- [Problem] Filter for the word "AMIP" and keep each matching line.

[START]

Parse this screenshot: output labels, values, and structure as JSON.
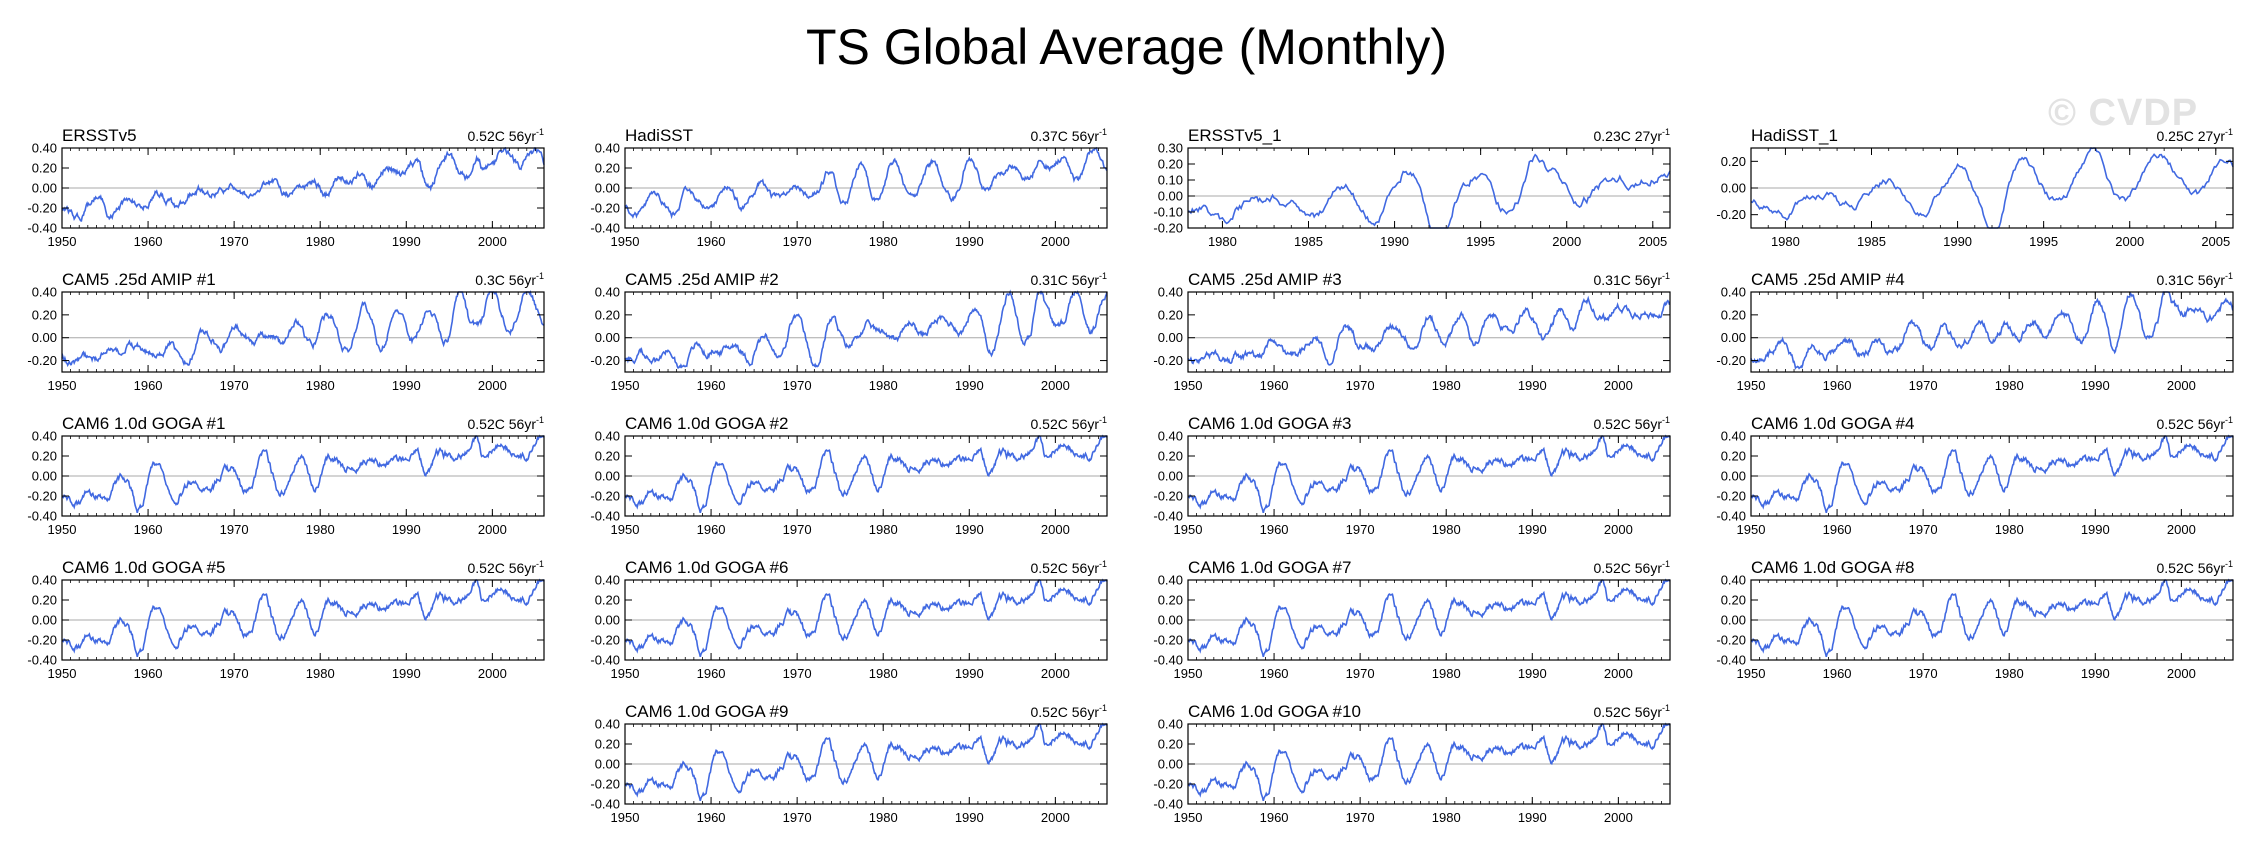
{
  "title": "TS Global Average (Monthly)",
  "watermark": "© CVDP",
  "colors": {
    "line": "#4169e1",
    "axis": "#000000",
    "zero": "#a8a8a8",
    "text": "#000000"
  },
  "chart_data": [
    {
      "type": "line",
      "title": "ERSSTv5",
      "trend": "0.52C 56yr",
      "trend_exp": "-1",
      "xlim": [
        1950,
        2006
      ],
      "xticks": [
        1950,
        1960,
        1970,
        1980,
        1990,
        2000
      ],
      "ylim": [
        -0.4,
        0.4
      ],
      "yticks": [
        0.4,
        0.2,
        0.0,
        -0.2,
        -0.4
      ],
      "ytick_labels": [
        "0.40",
        "0.20",
        "0.00",
        "-0.20",
        "-0.40"
      ],
      "seed": 11,
      "amp": 1.0
    },
    {
      "type": "line",
      "title": "HadiSST",
      "trend": "0.37C 56yr",
      "trend_exp": "-1",
      "xlim": [
        1950,
        2006
      ],
      "xticks": [
        1950,
        1960,
        1970,
        1980,
        1990,
        2000
      ],
      "ylim": [
        -0.4,
        0.4
      ],
      "yticks": [
        0.4,
        0.2,
        0.0,
        -0.2,
        -0.4
      ],
      "ytick_labels": [
        "0.40",
        "0.20",
        "0.00",
        "-0.20",
        "-0.40"
      ],
      "seed": 12,
      "amp": 0.85
    },
    {
      "type": "line",
      "title": "ERSSTv5_1",
      "trend": "0.23C 27yr",
      "trend_exp": "-1",
      "xlim": [
        1978,
        2006
      ],
      "xticks": [
        1980,
        1985,
        1990,
        1995,
        2000,
        2005
      ],
      "ylim": [
        -0.2,
        0.3
      ],
      "yticks": [
        0.3,
        0.2,
        0.1,
        0.0,
        -0.1,
        -0.2
      ],
      "ytick_labels": [
        "0.30",
        "0.20",
        "0.10",
        "0.00",
        "-0.10",
        "-0.20"
      ],
      "seed": 13,
      "amp": 0.8
    },
    {
      "type": "line",
      "title": "HadiSST_1",
      "trend": "0.25C 27yr",
      "trend_exp": "-1",
      "xlim": [
        1978,
        2006
      ],
      "xticks": [
        1980,
        1985,
        1990,
        1995,
        2000,
        2005
      ],
      "ylim": [
        -0.3,
        0.3
      ],
      "yticks": [
        0.2,
        0.0,
        -0.2
      ],
      "ytick_labels": [
        "0.20",
        "0.00",
        "-0.20"
      ],
      "seed": 14,
      "amp": 0.85
    },
    {
      "type": "line",
      "title": "CAM5 .25d AMIP #1",
      "trend": "0.3C 56yr",
      "trend_exp": "-1",
      "xlim": [
        1950,
        2006
      ],
      "xticks": [
        1950,
        1960,
        1970,
        1980,
        1990,
        2000
      ],
      "ylim": [
        -0.3,
        0.4
      ],
      "yticks": [
        0.4,
        0.2,
        0.0,
        -0.2
      ],
      "ytick_labels": [
        "0.40",
        "0.20",
        "0.00",
        "-0.20"
      ],
      "seed": 21,
      "amp": 0.85
    },
    {
      "type": "line",
      "title": "CAM5 .25d AMIP #2",
      "trend": "0.31C 56yr",
      "trend_exp": "-1",
      "xlim": [
        1950,
        2006
      ],
      "xticks": [
        1950,
        1960,
        1970,
        1980,
        1990,
        2000
      ],
      "ylim": [
        -0.3,
        0.4
      ],
      "yticks": [
        0.4,
        0.2,
        0.0,
        -0.2
      ],
      "ytick_labels": [
        "0.40",
        "0.20",
        "0.00",
        "-0.20"
      ],
      "seed": 22,
      "amp": 0.85
    },
    {
      "type": "line",
      "title": "CAM5 .25d AMIP #3",
      "trend": "0.31C 56yr",
      "trend_exp": "-1",
      "xlim": [
        1950,
        2006
      ],
      "xticks": [
        1950,
        1960,
        1970,
        1980,
        1990,
        2000
      ],
      "ylim": [
        -0.3,
        0.4
      ],
      "yticks": [
        0.4,
        0.2,
        0.0,
        -0.2
      ],
      "ytick_labels": [
        "0.40",
        "0.20",
        "0.00",
        "-0.20"
      ],
      "seed": 23,
      "amp": 0.85
    },
    {
      "type": "line",
      "title": "CAM5 .25d AMIP #4",
      "trend": "0.31C 56yr",
      "trend_exp": "-1",
      "xlim": [
        1950,
        2006
      ],
      "xticks": [
        1950,
        1960,
        1970,
        1980,
        1990,
        2000
      ],
      "ylim": [
        -0.3,
        0.4
      ],
      "yticks": [
        0.4,
        0.2,
        0.0,
        -0.2
      ],
      "ytick_labels": [
        "0.40",
        "0.20",
        "0.00",
        "-0.20"
      ],
      "seed": 24,
      "amp": 0.85
    },
    {
      "type": "line",
      "title": "CAM6 1.0d GOGA #1",
      "trend": "0.52C 56yr",
      "trend_exp": "-1",
      "xlim": [
        1950,
        2006
      ],
      "xticks": [
        1950,
        1960,
        1970,
        1980,
        1990,
        2000
      ],
      "ylim": [
        -0.4,
        0.4
      ],
      "yticks": [
        0.4,
        0.2,
        0.0,
        -0.2,
        -0.4
      ],
      "ytick_labels": [
        "0.40",
        "0.20",
        "0.00",
        "-0.20",
        "-0.40"
      ],
      "seed": 31,
      "amp": 1.0
    },
    {
      "type": "line",
      "title": "CAM6 1.0d GOGA #2",
      "trend": "0.52C 56yr",
      "trend_exp": "-1",
      "xlim": [
        1950,
        2006
      ],
      "xticks": [
        1950,
        1960,
        1970,
        1980,
        1990,
        2000
      ],
      "ylim": [
        -0.4,
        0.4
      ],
      "yticks": [
        0.4,
        0.2,
        0.0,
        -0.2,
        -0.4
      ],
      "ytick_labels": [
        "0.40",
        "0.20",
        "0.00",
        "-0.20",
        "-0.40"
      ],
      "seed": 31,
      "amp": 1.0
    },
    {
      "type": "line",
      "title": "CAM6 1.0d GOGA #3",
      "trend": "0.52C 56yr",
      "trend_exp": "-1",
      "xlim": [
        1950,
        2006
      ],
      "xticks": [
        1950,
        1960,
        1970,
        1980,
        1990,
        2000
      ],
      "ylim": [
        -0.4,
        0.4
      ],
      "yticks": [
        0.4,
        0.2,
        0.0,
        -0.2,
        -0.4
      ],
      "ytick_labels": [
        "0.40",
        "0.20",
        "0.00",
        "-0.20",
        "-0.40"
      ],
      "seed": 31,
      "amp": 1.0
    },
    {
      "type": "line",
      "title": "CAM6 1.0d GOGA #4",
      "trend": "0.52C 56yr",
      "trend_exp": "-1",
      "xlim": [
        1950,
        2006
      ],
      "xticks": [
        1950,
        1960,
        1970,
        1980,
        1990,
        2000
      ],
      "ylim": [
        -0.4,
        0.4
      ],
      "yticks": [
        0.4,
        0.2,
        0.0,
        -0.2,
        -0.4
      ],
      "ytick_labels": [
        "0.40",
        "0.20",
        "0.00",
        "-0.20",
        "-0.40"
      ],
      "seed": 31,
      "amp": 1.0
    },
    {
      "type": "line",
      "title": "CAM6 1.0d GOGA #5",
      "trend": "0.52C 56yr",
      "trend_exp": "-1",
      "xlim": [
        1950,
        2006
      ],
      "xticks": [
        1950,
        1960,
        1970,
        1980,
        1990,
        2000
      ],
      "ylim": [
        -0.4,
        0.4
      ],
      "yticks": [
        0.4,
        0.2,
        0.0,
        -0.2,
        -0.4
      ],
      "ytick_labels": [
        "0.40",
        "0.20",
        "0.00",
        "-0.20",
        "-0.40"
      ],
      "seed": 31,
      "amp": 1.0
    },
    {
      "type": "line",
      "title": "CAM6 1.0d GOGA #6",
      "trend": "0.52C 56yr",
      "trend_exp": "-1",
      "xlim": [
        1950,
        2006
      ],
      "xticks": [
        1950,
        1960,
        1970,
        1980,
        1990,
        2000
      ],
      "ylim": [
        -0.4,
        0.4
      ],
      "yticks": [
        0.4,
        0.2,
        0.0,
        -0.2,
        -0.4
      ],
      "ytick_labels": [
        "0.40",
        "0.20",
        "0.00",
        "-0.20",
        "-0.40"
      ],
      "seed": 31,
      "amp": 1.0
    },
    {
      "type": "line",
      "title": "CAM6 1.0d GOGA #7",
      "trend": "0.52C 56yr",
      "trend_exp": "-1",
      "xlim": [
        1950,
        2006
      ],
      "xticks": [
        1950,
        1960,
        1970,
        1980,
        1990,
        2000
      ],
      "ylim": [
        -0.4,
        0.4
      ],
      "yticks": [
        0.4,
        0.2,
        0.0,
        -0.2,
        -0.4
      ],
      "ytick_labels": [
        "0.40",
        "0.20",
        "0.00",
        "-0.20",
        "-0.40"
      ],
      "seed": 31,
      "amp": 1.0
    },
    {
      "type": "line",
      "title": "CAM6 1.0d GOGA #8",
      "trend": "0.52C 56yr",
      "trend_exp": "-1",
      "xlim": [
        1950,
        2006
      ],
      "xticks": [
        1950,
        1960,
        1970,
        1980,
        1990,
        2000
      ],
      "ylim": [
        -0.4,
        0.4
      ],
      "yticks": [
        0.4,
        0.2,
        0.0,
        -0.2,
        -0.4
      ],
      "ytick_labels": [
        "0.40",
        "0.20",
        "0.00",
        "-0.20",
        "-0.40"
      ],
      "seed": 31,
      "amp": 1.0
    },
    {
      "type": "line",
      "title": "CAM6 1.0d GOGA #9",
      "trend": "0.52C 56yr",
      "trend_exp": "-1",
      "xlim": [
        1950,
        2006
      ],
      "xticks": [
        1950,
        1960,
        1970,
        1980,
        1990,
        2000
      ],
      "ylim": [
        -0.4,
        0.4
      ],
      "yticks": [
        0.4,
        0.2,
        0.0,
        -0.2,
        -0.4
      ],
      "ytick_labels": [
        "0.40",
        "0.20",
        "0.00",
        "-0.20",
        "-0.40"
      ],
      "seed": 31,
      "amp": 1.0
    },
    {
      "type": "line",
      "title": "CAM6 1.0d GOGA #10",
      "trend": "0.52C 56yr",
      "trend_exp": "-1",
      "xlim": [
        1950,
        2006
      ],
      "xticks": [
        1950,
        1960,
        1970,
        1980,
        1990,
        2000
      ],
      "ylim": [
        -0.4,
        0.4
      ],
      "yticks": [
        0.4,
        0.2,
        0.0,
        -0.2,
        -0.4
      ],
      "ytick_labels": [
        "0.40",
        "0.20",
        "0.00",
        "-0.20",
        "-0.40"
      ],
      "seed": 31,
      "amp": 1.0
    }
  ]
}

[END]

- [Solved exercise]
      "title": "CAM5 .25d AMIP #1",
      "title": "CAM5 .25d AMIP #2",
      "title": "CAM5 .25d AMIP #3",
      "title": "CAM5 .25d AMIP #4",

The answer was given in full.